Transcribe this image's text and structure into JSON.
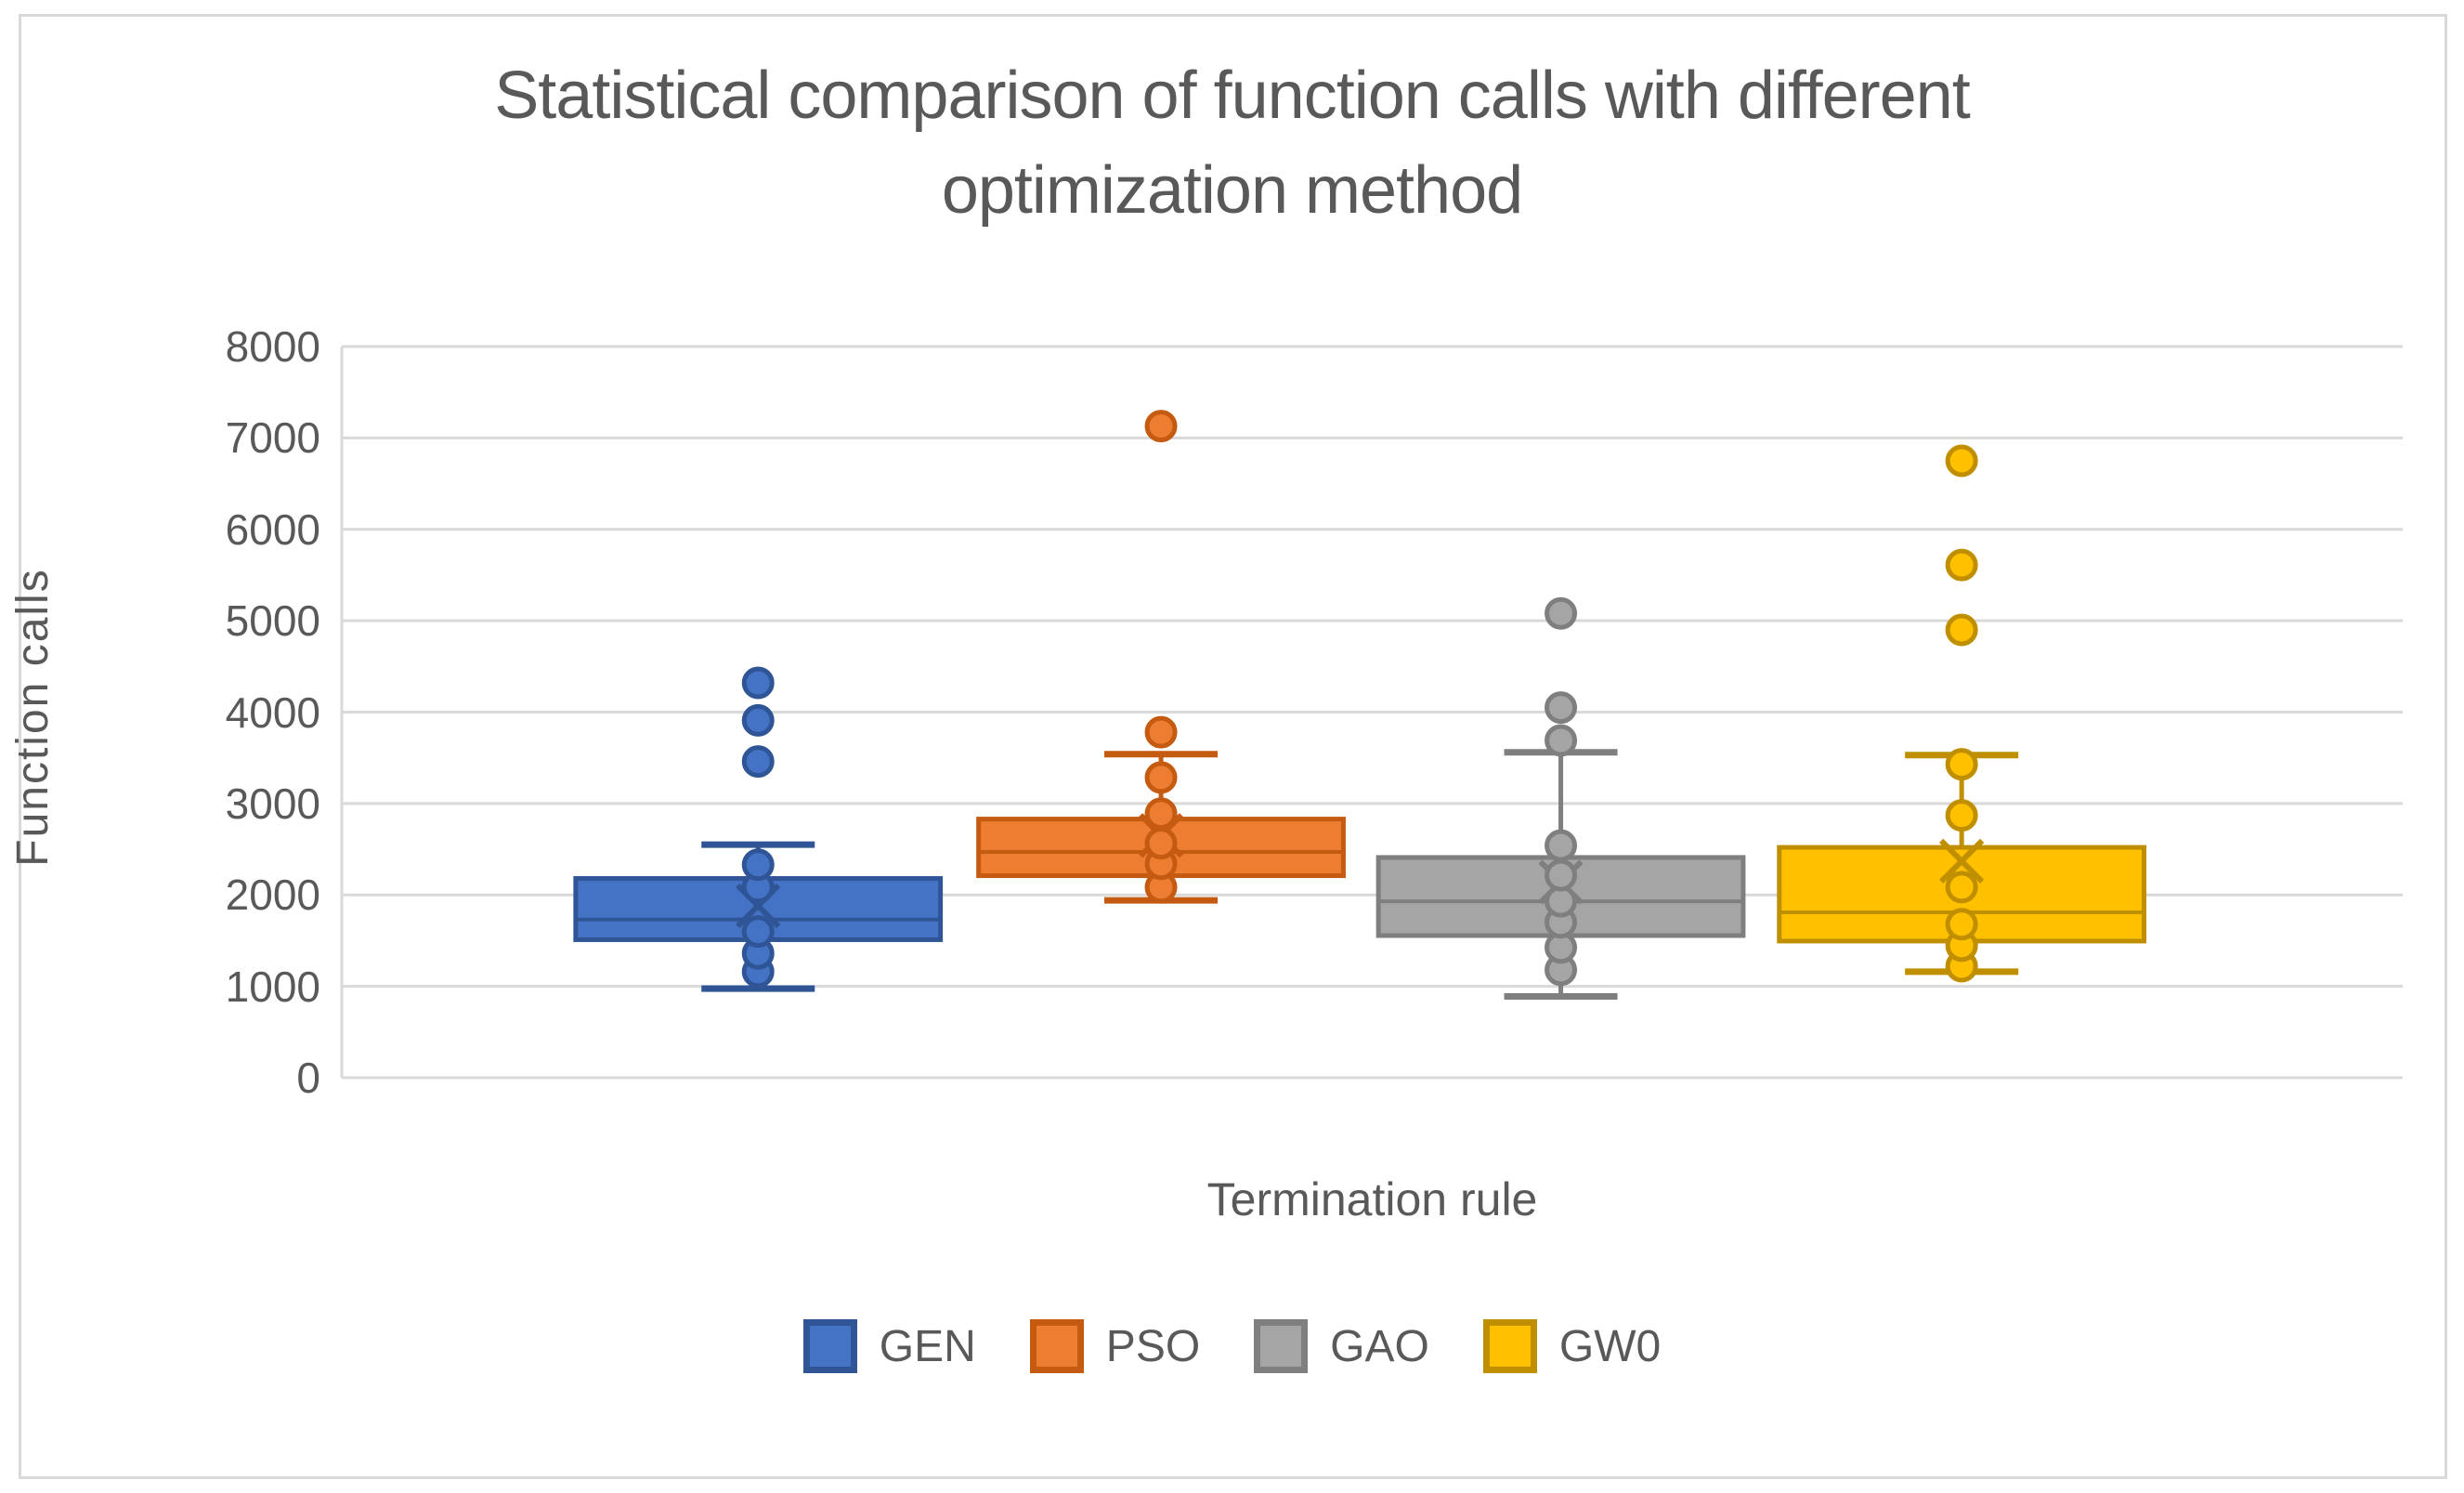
{
  "title": {
    "line1": "Statistical comparison of function calls with different",
    "line2": "optimization method"
  },
  "y_axis": {
    "label": "Function calls",
    "ticks": [
      8000,
      7000,
      6000,
      5000,
      4000,
      3000,
      2000,
      1000,
      0
    ]
  },
  "x_axis": {
    "label": "Termination rule"
  },
  "legend": [
    {
      "label": "GEN",
      "color": "#4472C4",
      "border": "#2F5597"
    },
    {
      "label": "PSO",
      "color": "#ED7D31",
      "border": "#C55A11"
    },
    {
      "label": "GAO",
      "color": "#A5A5A5",
      "border": "#7F7F7F"
    },
    {
      "label": "GW0",
      "color": "#FFC000",
      "border": "#BF8F00"
    }
  ],
  "colors": {
    "text": "#595959",
    "gridline": "#D9D9D9",
    "frame": "#D9D9D9",
    "background": "#FFFFFF"
  },
  "chart_data": {
    "type": "boxplot",
    "title": "Statistical comparison of function calls with different optimization method",
    "xlabel": "Termination rule",
    "ylabel": "Function calls",
    "ylim": [
      0,
      8000
    ],
    "ytick_step": 1000,
    "grid": true,
    "legend_position": "bottom",
    "box_width_frac": 0.177,
    "cap_width_frac": 0.055,
    "series": [
      {
        "name": "GEN",
        "color": "#4472C4",
        "border": "#2F5597",
        "center_frac": 0.202,
        "q1": 1510,
        "median": 1730,
        "q3": 2180,
        "mean": 1880,
        "whisker_low": 975,
        "whisker_high": 2550,
        "points": [
          1160,
          1360,
          1600,
          2085,
          2330
        ],
        "outliers": [
          3460,
          3910,
          4320
        ]
      },
      {
        "name": "PSO",
        "color": "#ED7D31",
        "border": "#C55A11",
        "center_frac": 0.3975,
        "q1": 2210,
        "median": 2470,
        "q3": 2830,
        "mean": 2650,
        "whisker_low": 1940,
        "whisker_high": 3540,
        "points": [
          2085,
          2340,
          2565,
          2890,
          3285,
          3780
        ],
        "outliers": [
          7130
        ]
      },
      {
        "name": "GAO",
        "color": "#A5A5A5",
        "border": "#7F7F7F",
        "center_frac": 0.5915,
        "q1": 1555,
        "median": 1930,
        "q3": 2410,
        "mean": 2140,
        "whisker_low": 890,
        "whisker_high": 3560,
        "points": [
          1180,
          1425,
          1700,
          1930,
          2215,
          2540,
          3690
        ],
        "outliers": [
          4050,
          5080
        ]
      },
      {
        "name": "GW0",
        "color": "#FFC000",
        "border": "#BF8F00",
        "center_frac": 0.786,
        "q1": 1495,
        "median": 1810,
        "q3": 2520,
        "mean": 2370,
        "whisker_low": 1160,
        "whisker_high": 3530,
        "points": [
          1220,
          1445,
          1680,
          2085,
          2870,
          3430
        ],
        "outliers": [
          4900,
          5610,
          6750
        ]
      }
    ]
  }
}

* TASK DESCRIPTION *
Keep every word of the data as it is when you write it out, but drop the pictures.

* THE OUTPUT *
Transcribe this image's text and structure into JSON.
{
  "title": {
    "line1": "Statistical comparison of function calls with different",
    "line2": "optimization method"
  },
  "y_axis": {
    "label": "Function calls",
    "ticks": [
      8000,
      7000,
      6000,
      5000,
      4000,
      3000,
      2000,
      1000,
      0
    ]
  },
  "x_axis": {
    "label": "Termination rule"
  },
  "legend": [
    {
      "label": "GEN",
      "color": "#4472C4",
      "border": "#2F5597"
    },
    {
      "label": "PSO",
      "color": "#ED7D31",
      "border": "#C55A11"
    },
    {
      "label": "GAO",
      "color": "#A5A5A5",
      "border": "#7F7F7F"
    },
    {
      "label": "GW0",
      "color": "#FFC000",
      "border": "#BF8F00"
    }
  ],
  "colors": {
    "text": "#595959",
    "gridline": "#D9D9D9",
    "frame": "#D9D9D9",
    "background": "#FFFFFF"
  },
  "chart_data": {
    "type": "boxplot",
    "title": "Statistical comparison of function calls with different optimization method",
    "xlabel": "Termination rule",
    "ylabel": "Function calls",
    "ylim": [
      0,
      8000
    ],
    "ytick_step": 1000,
    "grid": true,
    "legend_position": "bottom",
    "box_width_frac": 0.177,
    "cap_width_frac": 0.055,
    "series": [
      {
        "name": "GEN",
        "color": "#4472C4",
        "border": "#2F5597",
        "center_frac": 0.202,
        "q1": 1510,
        "median": 1730,
        "q3": 2180,
        "mean": 1880,
        "whisker_low": 975,
        "whisker_high": 2550,
        "points": [
          1160,
          1360,
          1600,
          2085,
          2330
        ],
        "outliers": [
          3460,
          3910,
          4320
        ]
      },
      {
        "name": "PSO",
        "color": "#ED7D31",
        "border": "#C55A11",
        "center_frac": 0.3975,
        "q1": 2210,
        "median": 2470,
        "q3": 2830,
        "mean": 2650,
        "whisker_low": 1940,
        "whisker_high": 3540,
        "points": [
          2085,
          2340,
          2565,
          2890,
          3285,
          3780
        ],
        "outliers": [
          7130
        ]
      },
      {
        "name": "GAO",
        "color": "#A5A5A5",
        "border": "#7F7F7F",
        "center_frac": 0.5915,
        "q1": 1555,
        "median": 1930,
        "q3": 2410,
        "mean": 2140,
        "whisker_low": 890,
        "whisker_high": 3560,
        "points": [
          1180,
          1425,
          1700,
          1930,
          2215,
          2540,
          3690
        ],
        "outliers": [
          4050,
          5080
        ]
      },
      {
        "name": "GW0",
        "color": "#FFC000",
        "border": "#BF8F00",
        "center_frac": 0.786,
        "q1": 1495,
        "median": 1810,
        "q3": 2520,
        "mean": 2370,
        "whisker_low": 1160,
        "whisker_high": 3530,
        "points": [
          1220,
          1445,
          1680,
          2085,
          2870,
          3430
        ],
        "outliers": [
          4900,
          5610,
          6750
        ]
      }
    ]
  }
}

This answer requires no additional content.